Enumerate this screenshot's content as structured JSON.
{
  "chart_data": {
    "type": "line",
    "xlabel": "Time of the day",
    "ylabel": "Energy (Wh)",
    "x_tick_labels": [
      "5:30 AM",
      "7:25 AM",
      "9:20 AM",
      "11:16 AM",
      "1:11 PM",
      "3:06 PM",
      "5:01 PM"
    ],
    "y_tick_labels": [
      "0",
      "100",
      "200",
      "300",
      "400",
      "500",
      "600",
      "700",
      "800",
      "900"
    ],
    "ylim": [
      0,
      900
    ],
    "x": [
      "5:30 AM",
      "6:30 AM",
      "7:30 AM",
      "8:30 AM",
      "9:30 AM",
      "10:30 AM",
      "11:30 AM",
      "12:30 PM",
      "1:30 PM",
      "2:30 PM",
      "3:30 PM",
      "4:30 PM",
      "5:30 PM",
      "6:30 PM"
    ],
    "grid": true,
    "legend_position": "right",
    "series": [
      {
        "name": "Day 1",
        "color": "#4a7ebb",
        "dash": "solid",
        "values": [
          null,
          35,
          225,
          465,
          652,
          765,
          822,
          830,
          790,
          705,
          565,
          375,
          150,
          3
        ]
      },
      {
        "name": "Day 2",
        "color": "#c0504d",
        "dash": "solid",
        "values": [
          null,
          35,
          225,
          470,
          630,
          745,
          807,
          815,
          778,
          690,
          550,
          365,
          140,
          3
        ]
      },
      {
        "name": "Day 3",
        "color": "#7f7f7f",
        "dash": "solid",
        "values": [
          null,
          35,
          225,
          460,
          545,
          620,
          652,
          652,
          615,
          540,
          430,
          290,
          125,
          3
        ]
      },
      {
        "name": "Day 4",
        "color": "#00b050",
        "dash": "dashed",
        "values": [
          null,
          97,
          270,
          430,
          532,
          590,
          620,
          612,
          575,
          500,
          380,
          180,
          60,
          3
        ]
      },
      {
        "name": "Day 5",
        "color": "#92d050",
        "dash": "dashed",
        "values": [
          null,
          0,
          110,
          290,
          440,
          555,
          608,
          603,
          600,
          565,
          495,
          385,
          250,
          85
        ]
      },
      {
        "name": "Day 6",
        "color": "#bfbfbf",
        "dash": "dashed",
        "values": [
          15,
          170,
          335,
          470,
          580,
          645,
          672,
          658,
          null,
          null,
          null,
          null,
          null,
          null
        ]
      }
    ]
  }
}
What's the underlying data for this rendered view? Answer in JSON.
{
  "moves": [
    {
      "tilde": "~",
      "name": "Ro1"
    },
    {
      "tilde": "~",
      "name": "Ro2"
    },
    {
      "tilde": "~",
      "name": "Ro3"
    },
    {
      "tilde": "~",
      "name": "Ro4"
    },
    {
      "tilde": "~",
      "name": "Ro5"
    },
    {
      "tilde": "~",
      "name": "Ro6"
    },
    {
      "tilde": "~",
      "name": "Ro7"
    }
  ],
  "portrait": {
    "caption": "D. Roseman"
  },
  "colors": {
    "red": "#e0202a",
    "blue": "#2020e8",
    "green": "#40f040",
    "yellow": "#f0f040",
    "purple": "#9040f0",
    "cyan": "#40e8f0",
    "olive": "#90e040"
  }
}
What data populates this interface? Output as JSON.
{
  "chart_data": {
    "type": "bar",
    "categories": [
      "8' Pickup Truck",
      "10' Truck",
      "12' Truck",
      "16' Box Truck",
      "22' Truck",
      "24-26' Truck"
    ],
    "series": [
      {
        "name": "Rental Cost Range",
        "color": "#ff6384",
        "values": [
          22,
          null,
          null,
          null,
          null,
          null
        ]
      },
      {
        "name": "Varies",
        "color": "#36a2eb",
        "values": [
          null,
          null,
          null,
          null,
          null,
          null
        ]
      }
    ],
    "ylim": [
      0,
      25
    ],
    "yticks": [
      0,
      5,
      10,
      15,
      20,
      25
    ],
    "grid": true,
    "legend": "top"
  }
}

• • • • • • •

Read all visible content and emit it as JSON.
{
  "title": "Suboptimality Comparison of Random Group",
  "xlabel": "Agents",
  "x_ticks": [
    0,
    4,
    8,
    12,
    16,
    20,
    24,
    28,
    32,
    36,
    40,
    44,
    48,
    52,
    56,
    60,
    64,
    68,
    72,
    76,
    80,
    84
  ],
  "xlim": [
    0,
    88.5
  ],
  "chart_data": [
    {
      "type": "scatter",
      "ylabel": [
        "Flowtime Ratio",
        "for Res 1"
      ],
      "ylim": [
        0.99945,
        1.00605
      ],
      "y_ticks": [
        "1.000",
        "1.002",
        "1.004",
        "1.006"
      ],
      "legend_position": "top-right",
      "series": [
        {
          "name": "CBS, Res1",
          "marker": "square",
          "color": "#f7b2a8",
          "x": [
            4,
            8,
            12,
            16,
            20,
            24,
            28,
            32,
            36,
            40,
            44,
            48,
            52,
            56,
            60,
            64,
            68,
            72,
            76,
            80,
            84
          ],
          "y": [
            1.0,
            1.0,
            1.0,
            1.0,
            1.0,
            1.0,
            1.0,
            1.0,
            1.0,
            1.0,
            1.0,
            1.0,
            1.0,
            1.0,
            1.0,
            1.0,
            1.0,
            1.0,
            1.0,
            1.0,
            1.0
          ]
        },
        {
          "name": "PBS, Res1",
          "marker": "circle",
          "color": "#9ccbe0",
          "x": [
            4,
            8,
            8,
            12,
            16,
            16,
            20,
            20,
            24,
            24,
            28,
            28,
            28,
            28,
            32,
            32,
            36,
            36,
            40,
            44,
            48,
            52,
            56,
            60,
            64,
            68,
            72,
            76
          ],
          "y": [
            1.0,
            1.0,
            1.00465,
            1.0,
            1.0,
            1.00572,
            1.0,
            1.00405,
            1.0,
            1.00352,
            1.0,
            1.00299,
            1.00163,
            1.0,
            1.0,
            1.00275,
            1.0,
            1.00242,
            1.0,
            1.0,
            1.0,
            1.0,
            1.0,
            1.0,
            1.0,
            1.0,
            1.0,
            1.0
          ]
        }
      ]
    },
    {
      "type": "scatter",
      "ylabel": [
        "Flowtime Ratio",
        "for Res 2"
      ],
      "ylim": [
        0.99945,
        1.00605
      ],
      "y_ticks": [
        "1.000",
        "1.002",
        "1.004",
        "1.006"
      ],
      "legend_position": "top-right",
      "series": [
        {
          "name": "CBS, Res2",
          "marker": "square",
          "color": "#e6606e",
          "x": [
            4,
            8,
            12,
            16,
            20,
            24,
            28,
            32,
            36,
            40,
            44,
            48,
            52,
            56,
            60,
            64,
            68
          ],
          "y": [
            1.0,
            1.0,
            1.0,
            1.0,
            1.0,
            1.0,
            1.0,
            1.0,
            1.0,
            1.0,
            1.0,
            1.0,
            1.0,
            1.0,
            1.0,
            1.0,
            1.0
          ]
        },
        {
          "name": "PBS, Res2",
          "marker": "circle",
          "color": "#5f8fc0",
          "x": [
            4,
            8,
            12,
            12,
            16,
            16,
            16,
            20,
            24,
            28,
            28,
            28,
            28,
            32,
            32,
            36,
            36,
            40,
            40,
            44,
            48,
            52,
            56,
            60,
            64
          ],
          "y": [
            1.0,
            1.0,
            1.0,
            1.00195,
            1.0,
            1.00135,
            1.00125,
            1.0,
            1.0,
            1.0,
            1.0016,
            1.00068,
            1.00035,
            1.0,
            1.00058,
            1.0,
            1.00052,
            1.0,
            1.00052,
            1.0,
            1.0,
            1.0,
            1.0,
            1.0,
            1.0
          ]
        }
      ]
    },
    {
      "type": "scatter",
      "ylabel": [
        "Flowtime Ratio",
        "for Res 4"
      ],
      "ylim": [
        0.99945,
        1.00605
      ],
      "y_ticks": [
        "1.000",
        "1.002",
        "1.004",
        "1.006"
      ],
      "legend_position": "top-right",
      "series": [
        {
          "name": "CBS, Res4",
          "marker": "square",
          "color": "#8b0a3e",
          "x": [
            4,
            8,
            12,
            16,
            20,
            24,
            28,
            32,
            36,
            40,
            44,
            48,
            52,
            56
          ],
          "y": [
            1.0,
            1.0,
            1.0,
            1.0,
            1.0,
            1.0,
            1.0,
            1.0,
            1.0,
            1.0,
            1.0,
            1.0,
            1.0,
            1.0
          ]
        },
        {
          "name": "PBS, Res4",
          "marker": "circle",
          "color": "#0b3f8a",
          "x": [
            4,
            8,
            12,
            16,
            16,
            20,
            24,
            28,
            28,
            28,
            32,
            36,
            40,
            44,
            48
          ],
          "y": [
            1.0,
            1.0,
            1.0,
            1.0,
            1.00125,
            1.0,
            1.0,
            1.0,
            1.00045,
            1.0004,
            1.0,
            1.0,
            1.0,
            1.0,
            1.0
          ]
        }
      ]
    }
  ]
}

• • • • • • •

Where does the word "Truck" appear in the listing? List each line that holds it.

> [Correct answer]:
      "8' Pickup Truck",
      "10' Truck",
      "12' Truck",
      "16' Box Truck",
      "22' Truck",
      "24-26' Truck"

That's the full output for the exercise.